Copy out every line of the data exactly.

(A block of data)
----
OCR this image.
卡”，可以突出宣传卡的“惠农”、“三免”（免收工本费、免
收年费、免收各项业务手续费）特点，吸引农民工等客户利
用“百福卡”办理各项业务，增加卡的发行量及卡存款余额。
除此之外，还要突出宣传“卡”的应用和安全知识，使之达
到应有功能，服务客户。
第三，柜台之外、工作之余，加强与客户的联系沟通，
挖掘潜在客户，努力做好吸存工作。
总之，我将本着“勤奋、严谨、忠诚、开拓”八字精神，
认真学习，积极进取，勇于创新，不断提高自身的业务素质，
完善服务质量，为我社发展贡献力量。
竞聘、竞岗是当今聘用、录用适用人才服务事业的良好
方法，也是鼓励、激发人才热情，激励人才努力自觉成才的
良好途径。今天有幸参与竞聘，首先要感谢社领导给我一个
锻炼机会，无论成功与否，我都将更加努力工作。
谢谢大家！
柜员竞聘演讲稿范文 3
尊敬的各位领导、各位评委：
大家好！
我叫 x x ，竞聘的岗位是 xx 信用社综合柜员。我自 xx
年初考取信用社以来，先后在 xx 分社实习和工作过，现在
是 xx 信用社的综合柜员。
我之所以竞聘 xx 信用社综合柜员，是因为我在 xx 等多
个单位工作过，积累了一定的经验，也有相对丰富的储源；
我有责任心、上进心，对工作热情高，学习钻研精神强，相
----
### RESULT OF THIS EXERCISE
OCR this image.
卡”，可以突出宣传卡的“惠农”、“三免”（免收工本费、免
收年费、免收各项业务手续费）特点，吸引农民工等客户利
用“百福卡”办理各项业务，增加卡的发行量及卡存款余额。
除此之外，还要突出宣传“卡”的应用和安全知识，使之达
到应有功能，服务客户。
第三，柜台之外、工作之余，加强与客户的联系沟通，
挖掘潜在客户，努力做好吸存工作。
总之，我将本着“勤奋、严谨、忠诚、开拓”八字精神，
认真学习，积极进取，勇于创新，不断提高自身的业务素质，
完善服务质量，为我社发展贡献力量。
竞聘、竞岗是当今聘用、录用适用人才服务事业的良好
方法，也是鼓励、激发人才热情，激励人才努力自觉成才的
良好途径。今天有幸参与竞聘，首先要感谢社领导给我一个
锻炼机会，无论成功与否，我都将更加努力工作。
谢谢大家！
柜员竞聘演讲稿范文 3
尊敬的各位领导、各位评委：
大家好！
我叫 x x ，竞聘的岗位是 xx 信用社综合柜员。我自 xx
年初考取信用社以来，先后在 xx 分社实习和工作过，现在
是 xx 信用社的综合柜员。
我之所以竞聘 xx 信用社综合柜员，是因为我在 xx 等多
个单位工作过，积累了一定的经验，也有相对丰富的储源；
我有责任心、上进心，对工作热情高，学习钻研精神强，相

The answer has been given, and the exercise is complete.